Rows from a dataset

↓↓↓

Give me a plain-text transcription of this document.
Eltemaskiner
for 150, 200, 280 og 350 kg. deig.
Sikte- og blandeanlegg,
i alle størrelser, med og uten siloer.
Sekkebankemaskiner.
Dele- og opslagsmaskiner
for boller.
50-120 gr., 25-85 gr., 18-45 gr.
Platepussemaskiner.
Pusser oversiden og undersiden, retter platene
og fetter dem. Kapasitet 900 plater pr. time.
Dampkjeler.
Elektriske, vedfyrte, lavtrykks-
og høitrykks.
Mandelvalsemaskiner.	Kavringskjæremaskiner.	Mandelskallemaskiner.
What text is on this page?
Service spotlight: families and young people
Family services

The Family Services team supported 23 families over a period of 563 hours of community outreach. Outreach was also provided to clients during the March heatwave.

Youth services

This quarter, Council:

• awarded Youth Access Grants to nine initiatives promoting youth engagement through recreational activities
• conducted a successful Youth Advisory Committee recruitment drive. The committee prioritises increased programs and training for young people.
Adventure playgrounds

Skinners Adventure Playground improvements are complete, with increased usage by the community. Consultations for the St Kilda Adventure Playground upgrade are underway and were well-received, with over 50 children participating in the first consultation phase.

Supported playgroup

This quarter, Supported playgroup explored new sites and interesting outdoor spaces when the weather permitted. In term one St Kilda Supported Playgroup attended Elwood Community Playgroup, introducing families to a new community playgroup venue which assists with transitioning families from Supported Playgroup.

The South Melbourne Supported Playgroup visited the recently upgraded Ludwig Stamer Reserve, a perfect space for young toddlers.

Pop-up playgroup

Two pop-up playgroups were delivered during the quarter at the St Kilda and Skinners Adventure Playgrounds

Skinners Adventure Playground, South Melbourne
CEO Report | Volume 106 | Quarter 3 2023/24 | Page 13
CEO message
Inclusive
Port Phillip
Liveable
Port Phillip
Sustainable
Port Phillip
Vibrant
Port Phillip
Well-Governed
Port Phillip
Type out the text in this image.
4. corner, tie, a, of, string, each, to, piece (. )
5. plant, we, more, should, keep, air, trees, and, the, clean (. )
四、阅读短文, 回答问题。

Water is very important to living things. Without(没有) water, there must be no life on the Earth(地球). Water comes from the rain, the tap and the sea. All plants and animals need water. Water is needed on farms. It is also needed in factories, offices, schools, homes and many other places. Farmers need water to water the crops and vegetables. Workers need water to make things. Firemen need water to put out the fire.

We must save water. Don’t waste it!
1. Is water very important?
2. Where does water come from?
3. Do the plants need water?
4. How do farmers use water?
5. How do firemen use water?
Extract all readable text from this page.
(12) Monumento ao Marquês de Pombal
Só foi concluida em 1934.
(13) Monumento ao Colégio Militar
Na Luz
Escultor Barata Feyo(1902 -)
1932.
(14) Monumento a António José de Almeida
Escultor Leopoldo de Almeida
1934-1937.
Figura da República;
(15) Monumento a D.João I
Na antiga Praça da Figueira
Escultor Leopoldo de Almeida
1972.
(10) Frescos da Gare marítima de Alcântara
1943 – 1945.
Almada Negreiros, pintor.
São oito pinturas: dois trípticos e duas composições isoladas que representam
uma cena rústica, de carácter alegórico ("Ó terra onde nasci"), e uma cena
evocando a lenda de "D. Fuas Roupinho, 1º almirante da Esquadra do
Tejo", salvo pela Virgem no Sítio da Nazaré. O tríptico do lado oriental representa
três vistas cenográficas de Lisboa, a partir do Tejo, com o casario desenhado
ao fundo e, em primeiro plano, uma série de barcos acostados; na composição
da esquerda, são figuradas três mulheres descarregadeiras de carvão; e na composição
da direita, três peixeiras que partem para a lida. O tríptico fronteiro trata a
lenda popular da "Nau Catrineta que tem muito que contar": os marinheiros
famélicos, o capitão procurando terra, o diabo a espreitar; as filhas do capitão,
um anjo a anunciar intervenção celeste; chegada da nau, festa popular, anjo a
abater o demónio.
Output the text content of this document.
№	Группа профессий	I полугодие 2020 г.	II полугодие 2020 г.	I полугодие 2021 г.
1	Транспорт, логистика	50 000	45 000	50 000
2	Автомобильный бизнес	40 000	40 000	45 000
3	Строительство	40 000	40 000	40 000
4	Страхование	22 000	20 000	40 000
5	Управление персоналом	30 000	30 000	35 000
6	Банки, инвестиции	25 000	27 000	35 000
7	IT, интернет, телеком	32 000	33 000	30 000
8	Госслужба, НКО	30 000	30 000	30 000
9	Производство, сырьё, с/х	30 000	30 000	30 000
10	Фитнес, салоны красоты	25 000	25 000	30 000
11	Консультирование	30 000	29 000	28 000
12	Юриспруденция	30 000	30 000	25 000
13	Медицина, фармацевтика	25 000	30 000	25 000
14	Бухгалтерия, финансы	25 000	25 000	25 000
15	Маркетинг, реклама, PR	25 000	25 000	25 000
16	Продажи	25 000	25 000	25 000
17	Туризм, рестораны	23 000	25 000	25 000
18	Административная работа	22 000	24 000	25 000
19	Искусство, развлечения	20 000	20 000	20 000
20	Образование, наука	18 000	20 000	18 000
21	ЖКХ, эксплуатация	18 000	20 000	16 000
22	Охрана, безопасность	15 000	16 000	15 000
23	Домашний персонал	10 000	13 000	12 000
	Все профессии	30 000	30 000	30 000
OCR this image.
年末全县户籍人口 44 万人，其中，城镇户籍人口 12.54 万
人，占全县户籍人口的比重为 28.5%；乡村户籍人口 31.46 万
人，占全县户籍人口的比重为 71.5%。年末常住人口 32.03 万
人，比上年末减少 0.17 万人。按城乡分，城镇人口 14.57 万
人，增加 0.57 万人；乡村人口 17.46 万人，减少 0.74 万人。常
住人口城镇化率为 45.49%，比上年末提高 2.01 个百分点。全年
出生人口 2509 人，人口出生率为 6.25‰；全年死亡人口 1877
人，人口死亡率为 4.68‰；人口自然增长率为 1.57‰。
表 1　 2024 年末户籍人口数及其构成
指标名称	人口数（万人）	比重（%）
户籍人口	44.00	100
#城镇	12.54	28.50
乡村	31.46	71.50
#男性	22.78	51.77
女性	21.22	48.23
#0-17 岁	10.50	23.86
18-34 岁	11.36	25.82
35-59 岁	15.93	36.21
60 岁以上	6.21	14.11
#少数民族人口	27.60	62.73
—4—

↑↑↑

Exactly how many lines contain "image"? State the number and nothing else.

- _FINAL RESULT_:
2